_Tarefa a realizar_
No texto sobre o falsificacionismo de Karl Popper, que nome dá Popper à questão da diferença entre a ciência e outras formas de crença?

_Texto da página_

Texto 2: O falsificacionismo de Karl Popper Assim, segundo Popper, a ciência é uma sequência de conjecturas. As teorias científicas são propostas como hipóteses, e são substituídas por novas hipóteses quando são falsificadas. No entanto, esta maneira de ver a ciência suscita uma questão óbvia: se as teorias científicas são sempre conjecturais, então o que torna a ciência melhor do que a astrologia, a adoração de espíritos ou qualquer outra forma de superstição sem fundamento? Um não-popperiano responderia a esta questão dizendo que a verdadeira ciência prova aquilo que afirma, enquanto a superstição consiste apenas em palpites. Mas, segundo a concepção de Popper, mesmo as teorias científicas são palpites pois não podem ser provadas pelas observações: são apenas conjecturas não refutadas. Popper chama a isto o "problema da demarcação" qual é a diferença entre a ciência e outras formas de crença? A sua resposta é que a ciência, ao contrário da superstição, pelo menos é falsificável, mesmo que não possa ser provada. As teorias científicas estão formuladas em termos precisos, e por isso conduzem a previsões definidas. As leis de Newton, por exemplo, dizem-nos exactamente onde certos planetas aparecerão em certos momentos. E isto significa que, se tais previsões fracassarem, poderemos ter a certeza de que a teoria que está por detrás delas é falsa. Pelo contrário, os sistemas de crenças como a astrologia são irremediavelmente vagos, de tal maneira que se torna impossível mostrar que estão claramente errados. A astrologia pode prever que os escorpiões irão prosperar nas suas relações pessoais à quinta-feira, mas, quando são confrontados com um escorpião cuja mulher o abandonou numa quintafeira, é natural que os defensores da astrologia respondam que, considerando todas as coisas, o fim do casamento provavelmente acabou por ser melhor. Por causa disto, nada forçará alguma vez os astrólogos a admitir que a sua teoria está errada. A teoria apresenta-se em termos tão imprecisos que nenhumas observações actuais poderão falsificá-la.

_Dados para análise_
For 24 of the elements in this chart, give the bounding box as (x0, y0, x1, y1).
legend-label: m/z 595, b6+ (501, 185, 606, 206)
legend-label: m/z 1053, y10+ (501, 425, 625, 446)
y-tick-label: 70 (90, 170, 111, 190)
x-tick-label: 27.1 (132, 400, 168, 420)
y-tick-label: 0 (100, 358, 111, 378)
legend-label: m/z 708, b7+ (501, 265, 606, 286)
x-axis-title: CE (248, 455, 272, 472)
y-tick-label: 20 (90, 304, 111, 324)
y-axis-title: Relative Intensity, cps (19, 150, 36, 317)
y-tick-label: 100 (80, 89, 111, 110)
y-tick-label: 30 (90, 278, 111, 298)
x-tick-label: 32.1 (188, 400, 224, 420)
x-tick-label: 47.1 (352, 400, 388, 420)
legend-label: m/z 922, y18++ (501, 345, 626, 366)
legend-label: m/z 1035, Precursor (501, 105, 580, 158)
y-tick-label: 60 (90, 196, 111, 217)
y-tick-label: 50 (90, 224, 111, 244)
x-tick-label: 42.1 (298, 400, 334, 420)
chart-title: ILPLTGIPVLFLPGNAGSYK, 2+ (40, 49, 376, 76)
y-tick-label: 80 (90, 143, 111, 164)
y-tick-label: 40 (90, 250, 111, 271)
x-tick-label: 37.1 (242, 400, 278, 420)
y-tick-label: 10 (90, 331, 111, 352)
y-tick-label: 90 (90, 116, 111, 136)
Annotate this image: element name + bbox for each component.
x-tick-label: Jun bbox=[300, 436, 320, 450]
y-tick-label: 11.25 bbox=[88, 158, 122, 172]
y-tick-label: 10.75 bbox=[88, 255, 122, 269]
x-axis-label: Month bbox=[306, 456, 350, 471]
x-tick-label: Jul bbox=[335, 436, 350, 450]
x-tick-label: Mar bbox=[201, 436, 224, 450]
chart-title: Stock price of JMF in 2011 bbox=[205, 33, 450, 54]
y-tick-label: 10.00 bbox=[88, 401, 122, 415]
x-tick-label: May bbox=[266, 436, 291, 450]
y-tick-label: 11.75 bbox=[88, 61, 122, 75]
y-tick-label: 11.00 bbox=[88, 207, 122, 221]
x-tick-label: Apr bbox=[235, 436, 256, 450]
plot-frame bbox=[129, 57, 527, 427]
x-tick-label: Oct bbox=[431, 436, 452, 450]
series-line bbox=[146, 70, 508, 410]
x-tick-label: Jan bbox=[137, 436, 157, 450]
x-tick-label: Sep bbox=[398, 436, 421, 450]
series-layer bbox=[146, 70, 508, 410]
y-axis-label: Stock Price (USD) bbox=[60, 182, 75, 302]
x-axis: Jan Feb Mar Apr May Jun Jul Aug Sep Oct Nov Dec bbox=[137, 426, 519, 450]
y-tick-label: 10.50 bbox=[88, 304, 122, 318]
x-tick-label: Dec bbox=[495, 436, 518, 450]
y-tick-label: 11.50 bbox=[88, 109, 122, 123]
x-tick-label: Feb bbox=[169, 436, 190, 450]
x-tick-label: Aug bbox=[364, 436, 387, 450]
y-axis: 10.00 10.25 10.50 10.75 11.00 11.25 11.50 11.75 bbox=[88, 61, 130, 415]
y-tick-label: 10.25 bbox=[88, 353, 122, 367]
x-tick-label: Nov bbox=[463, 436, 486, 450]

_Resposta_
O "problema da demarcação".